__Description of the task__. Copy the listing verbatim, excluding any images found in it.

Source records
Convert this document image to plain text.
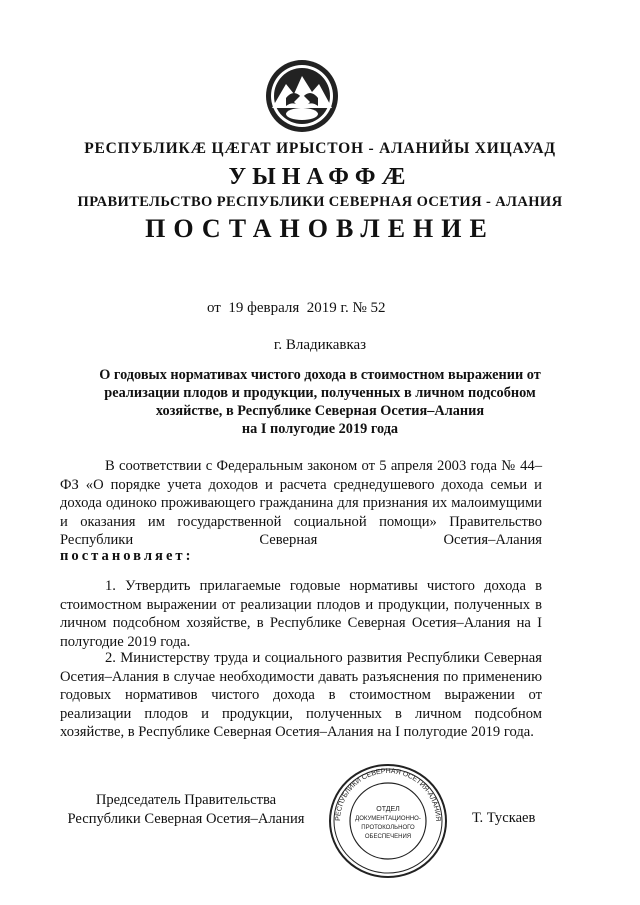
РЕСПУБЛИКÆ ЦÆГАТ ИРЫСТОН - АЛАНИЙЫ ХИЦАУАД
УЫНАФФÆ
ПРАВИТЕЛЬСТВО РЕСПУБЛИКИ СЕВЕРНАЯ ОСЕТИЯ - АЛАНИЯ
ПОСТАНОВЛЕНИЕ
от  19 февраля  2019 г. № 52
г. Владикавказ
О годовых нормативах чистого дохода в стоимостном выражении от
реализации плодов и продукции, полученных в личном подсобном
хозяйстве, в Республике Северная Осетия–Алания
на I полугодие 2019 года
В соответствии с Федеральным законом от 5 апреля 2003 года № 44–ФЗ «О порядке учета доходов и расчета среднедушевого дохода семьи и дохода одиноко проживающего гражданина для признания их малоимущими и оказания им государственной социальной помощи» Правительство Республики Северная Осетия–Алания
постановляет:
1. Утвердить прилагаемые годовые нормативы чистого дохода в стоимостном выражении от реализации плодов и продукции, полученных в личном подсобном хозяйстве, в Республике Северная Осетия–Алания на I полугодие 2019 года.
2. Министерству труда и социального развития Республики Северная Осетия–Алания в случае необходимости давать разъяснения по применению годовых нормативов чистого дохода в стоимостном выражении от реализации плодов и продукции, полученных в личном подсобном хозяйстве, в Республике Северная Осетия–Алания на I полугодие 2019 года.
Председатель Правительства
Республики Северная Осетия–Алания	РЕСПУБЛИКИ СЕВЕРНАЯ ОСЕТИЯ-АЛАНИЯ
ОТДЕЛ
ДОКУМЕНТАЦИОННО-
ПРОТОКОЛЬНОГО
ОБЕСПЕЧЕНИЯ
Т. Тускаев
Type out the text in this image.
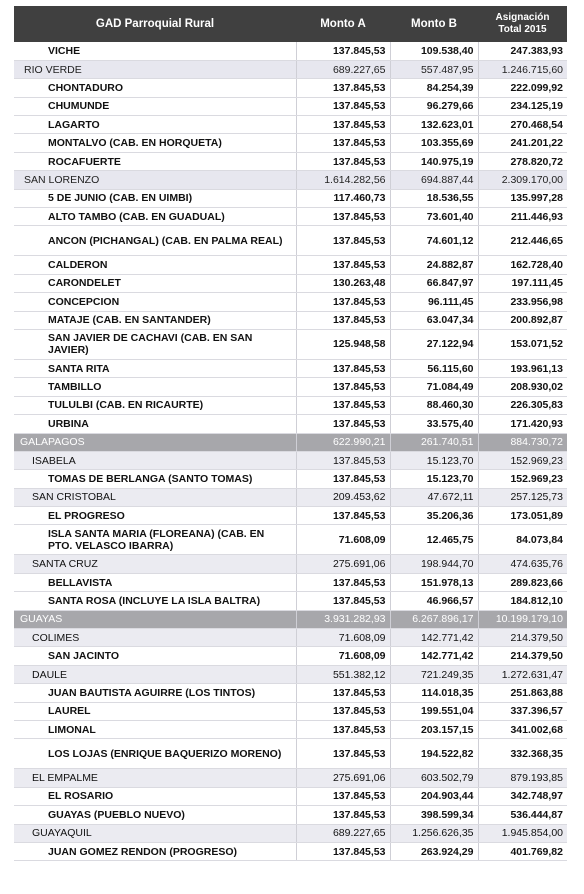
GAD Parroquial Rural	Monto A	Monto B	Asignación
Total 2015

VICHE	137.845,53	109.538,40	247.383,93
RIO VERDE	689.227,65	557.487,95	1.246.715,60
CHONTADURO	137.845,53	84.254,39	222.099,92
CHUMUNDE	137.845,53	96.279,66	234.125,19
LAGARTO	137.845,53	132.623,01	270.468,54
MONTALVO (CAB. EN HORQUETA)	137.845,53	103.355,69	241.201,22
ROCAFUERTE	137.845,53	140.975,19	278.820,72
SAN LORENZO	1.614.282,56	694.887,44	2.309.170,00
5 DE JUNIO (CAB. EN UIMBI)	117.460,73	18.536,55	135.997,28
ALTO TAMBO (CAB. EN GUADUAL)	137.845,53	73.601,40	211.446,93
ANCON (PICHANGAL) (CAB. EN PALMA REAL)	137.845,53	74.601,12	212.446,65
CALDERON	137.845,53	24.882,87	162.728,40
CARONDELET	130.263,48	66.847,97	197.111,45
CONCEPCION	137.845,53	96.111,45	233.956,98
MATAJE (CAB. EN SANTANDER)	137.845,53	63.047,34	200.892,87
SAN JAVIER DE CACHAVI (CAB. EN SAN JAVIER)	125.948,58	27.122,94	153.071,52
SANTA RITA	137.845,53	56.115,60	193.961,13
TAMBILLO	137.845,53	71.084,49	208.930,02
TULULBI (CAB. EN RICAURTE)	137.845,53	88.460,30	226.305,83
URBINA	137.845,53	33.575,40	171.420,93
GALAPAGOS	622.990,21	261.740,51	884.730,72
ISABELA	137.845,53	15.123,70	152.969,23
TOMAS DE BERLANGA (SANTO TOMAS)	137.845,53	15.123,70	152.969,23
SAN CRISTOBAL	209.453,62	47.672,11	257.125,73
EL PROGRESO	137.845,53	35.206,36	173.051,89
ISLA SANTA MARIA (FLOREANA) (CAB. EN PTO. VELASCO IBARRA)	71.608,09	12.465,75	84.073,84
SANTA CRUZ	275.691,06	198.944,70	474.635,76
BELLAVISTA	137.845,53	151.978,13	289.823,66
SANTA ROSA (INCLUYE LA ISLA BALTRA)	137.845,53	46.966,57	184.812,10
GUAYAS	3.931.282,93	6.267.896,17	10.199.179,10
COLIMES	71.608,09	142.771,42	214.379,50
SAN JACINTO	71.608,09	142.771,42	214.379,50
DAULE	551.382,12	721.249,35	1.272.631,47
JUAN BAUTISTA AGUIRRE (LOS TINTOS)	137.845,53	114.018,35	251.863,88
LAUREL	137.845,53	199.551,04	337.396,57
LIMONAL	137.845,53	203.157,15	341.002,68
LOS LOJAS (ENRIQUE BAQUERIZO MORENO)	137.845,53	194.522,82	332.368,35
EL EMPALME	275.691,06	603.502,79	879.193,85
EL ROSARIO	137.845,53	204.903,44	342.748,97
GUAYAS (PUEBLO NUEVO)	137.845,53	398.599,34	536.444,87
GUAYAQUIL	689.227,65	1.256.626,35	1.945.854,00
JUAN GOMEZ RENDON (PROGRESO)	137.845,53	263.924,29	401.769,82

__Exercise result__.
Convert this document image to plain text.
РЕСПУБЛИКÆ ЦÆГАТ ИРЫСТОН - АЛАНИЙЫ ХИЦАУАД
УЫНАФФÆ
ПРАВИТЕЛЬСТВО РЕСПУБЛИКИ СЕВЕРНАЯ ОСЕТИЯ - АЛАНИЯ
ПОСТАНОВЛЕНИЕ
от  19 февраля  2019 г. № 52
г. Владикавказ
О годовых нормативах чистого дохода в стоимостном выражении от
реализации плодов и продукции, полученных в личном подсобном
хозяйстве, в Республике Северная Осетия–Алания
на I полугодие 2019 года
В соответствии с Федеральным законом от 5 апреля 2003 года № 44–ФЗ «О порядке учета доходов и расчета среднедушевого дохода семьи и дохода одиноко проживающего гражданина для признания их малоимущими и оказания им государственной социальной помощи» Правительство Республики Северная Осетия–Алания
постановляет:
1. Утвердить прилагаемые годовые нормативы чистого дохода в стоимостном выражении от реализации плодов и продукции, полученных в личном подсобном хозяйстве, в Республике Северная Осетия–Алания на I полугодие 2019 года.
2. Министерству труда и социального развития Республики Северная Осетия–Алания в случае необходимости давать разъяснения по применению годовых нормативов чистого дохода в стоимостном выражении от реализации плодов и продукции, полученных в личном подсобном хозяйстве, в Республике Северная Осетия–Алания на I полугодие 2019 года.
Председатель Правительства
Республики Северная Осетия–Алания	РЕСПУБЛИКИ СЕВЕРНАЯ ОСЕТИЯ-АЛАНИЯ
ОТДЕЛ
ДОКУМЕНТАЦИОННО-
ПРОТОКОЛЬНОГО
ОБЕСПЕЧЕНИЯ
Т. Тускаев
Type out the text in this image.
GAD Parroquial Rural	Monto A	Monto B	Asignación
Total 2015

VICHE	137.845,53	109.538,40	247.383,93
RIO VERDE	689.227,65	557.487,95	1.246.715,60
CHONTADURO	137.845,53	84.254,39	222.099,92
CHUMUNDE	137.845,53	96.279,66	234.125,19
LAGARTO	137.845,53	132.623,01	270.468,54
MONTALVO (CAB. EN HORQUETA)	137.845,53	103.355,69	241.201,22
ROCAFUERTE	137.845,53	140.975,19	278.820,72
SAN LORENZO	1.614.282,56	694.887,44	2.309.170,00
5 DE JUNIO (CAB. EN UIMBI)	117.460,73	18.536,55	135.997,28
ALTO TAMBO (CAB. EN GUADUAL)	137.845,53	73.601,40	211.446,93
ANCON (PICHANGAL) (CAB. EN PALMA REAL)	137.845,53	74.601,12	212.446,65
CALDERON	137.845,53	24.882,87	162.728,40
CARONDELET	130.263,48	66.847,97	197.111,45
CONCEPCION	137.845,53	96.111,45	233.956,98
MATAJE (CAB. EN SANTANDER)	137.845,53	63.047,34	200.892,87
SAN JAVIER DE CACHAVI (CAB. EN SAN JAVIER)	125.948,58	27.122,94	153.071,52
SANTA RITA	137.845,53	56.115,60	193.961,13
TAMBILLO	137.845,53	71.084,49	208.930,02
TULULBI (CAB. EN RICAURTE)	137.845,53	88.460,30	226.305,83
URBINA	137.845,53	33.575,40	171.420,93
GALAPAGOS	622.990,21	261.740,51	884.730,72
ISABELA	137.845,53	15.123,70	152.969,23
TOMAS DE BERLANGA (SANTO TOMAS)	137.845,53	15.123,70	152.969,23
SAN CRISTOBAL	209.453,62	47.672,11	257.125,73
EL PROGRESO	137.845,53	35.206,36	173.051,89
ISLA SANTA MARIA (FLOREANA) (CAB. EN PTO. VELASCO IBARRA)	71.608,09	12.465,75	84.073,84
SANTA CRUZ	275.691,06	198.944,70	474.635,76
BELLAVISTA	137.845,53	151.978,13	289.823,66
SANTA ROSA (INCLUYE LA ISLA BALTRA)	137.845,53	46.966,57	184.812,10
GUAYAS	3.931.282,93	6.267.896,17	10.199.179,10
COLIMES	71.608,09	142.771,42	214.379,50
SAN JACINTO	71.608,09	142.771,42	214.379,50
DAULE	551.382,12	721.249,35	1.272.631,47
JUAN BAUTISTA AGUIRRE (LOS TINTOS)	137.845,53	114.018,35	251.863,88
LAUREL	137.845,53	199.551,04	337.396,57
LIMONAL	137.845,53	203.157,15	341.002,68
LOS LOJAS (ENRIQUE BAQUERIZO MORENO)	137.845,53	194.522,82	332.368,35
EL EMPALME	275.691,06	603.502,79	879.193,85
EL ROSARIO	137.845,53	204.903,44	342.748,97
GUAYAS (PUEBLO NUEVO)	137.845,53	398.599,34	536.444,87
GUAYAQUIL	689.227,65	1.256.626,35	1.945.854,00
JUAN GOMEZ RENDON (PROGRESO)	137.845,53	263.924,29	401.769,82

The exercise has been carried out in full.